Format the records as a JSON list of strings, one string per line with blank lines left out, beginning at the first line of the records and stopping after the line that contains "y-tick-label: 2 xyxy=(70,331,81,351)".

━━ PROVIDED RECORDS ━━

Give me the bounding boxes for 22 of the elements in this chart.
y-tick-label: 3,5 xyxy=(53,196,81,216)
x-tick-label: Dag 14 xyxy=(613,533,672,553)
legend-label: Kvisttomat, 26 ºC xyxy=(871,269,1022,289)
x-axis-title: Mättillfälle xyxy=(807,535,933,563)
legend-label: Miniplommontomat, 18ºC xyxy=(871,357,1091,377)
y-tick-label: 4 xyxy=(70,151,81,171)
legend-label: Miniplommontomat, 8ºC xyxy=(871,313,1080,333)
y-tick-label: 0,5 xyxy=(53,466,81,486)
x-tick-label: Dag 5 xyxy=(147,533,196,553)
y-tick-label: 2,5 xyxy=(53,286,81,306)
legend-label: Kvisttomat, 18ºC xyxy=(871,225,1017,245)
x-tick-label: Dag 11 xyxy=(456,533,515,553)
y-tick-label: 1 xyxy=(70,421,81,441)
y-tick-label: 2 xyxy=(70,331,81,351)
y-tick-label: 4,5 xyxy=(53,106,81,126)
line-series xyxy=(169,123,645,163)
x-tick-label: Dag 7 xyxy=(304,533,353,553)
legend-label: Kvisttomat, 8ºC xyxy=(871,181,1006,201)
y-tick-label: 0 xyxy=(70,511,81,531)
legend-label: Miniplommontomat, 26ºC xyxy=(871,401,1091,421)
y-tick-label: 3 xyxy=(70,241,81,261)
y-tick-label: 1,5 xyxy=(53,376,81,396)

━━━

### EXERCISE RESULT
[
  "Give me the bounding boxes for 22 of the elements in this chart.",
  "y-tick-label: 3,5 xyxy=(53,196,81,216)",
  "x-tick-label: Dag 14 xyxy=(613,533,672,553)",
  "legend-label: Kvisttomat, 26 ºC xyxy=(871,269,1022,289)",
  "x-axis-title: Mättillfälle xyxy=(807,535,933,563)",
  "legend-label: Miniplommontomat, 18ºC xyxy=(871,357,1091,377)",
  "y-tick-label: 4 xyxy=(70,151,81,171)",
  "legend-label: Miniplommontomat, 8ºC xyxy=(871,313,1080,333)",
  "y-tick-label: 0,5 xyxy=(53,466,81,486)",
  "x-tick-label: Dag 5 xyxy=(147,533,196,553)",
  "y-tick-label: 2,5 xyxy=(53,286,81,306)",
  "legend-label: Kvisttomat, 18ºC xyxy=(871,225,1017,245)",
  "x-tick-label: Dag 11 xyxy=(456,533,515,553)",
  "y-tick-label: 1 xyxy=(70,421,81,441)",
  "y-tick-label: 2 xyxy=(70,331,81,351)"
]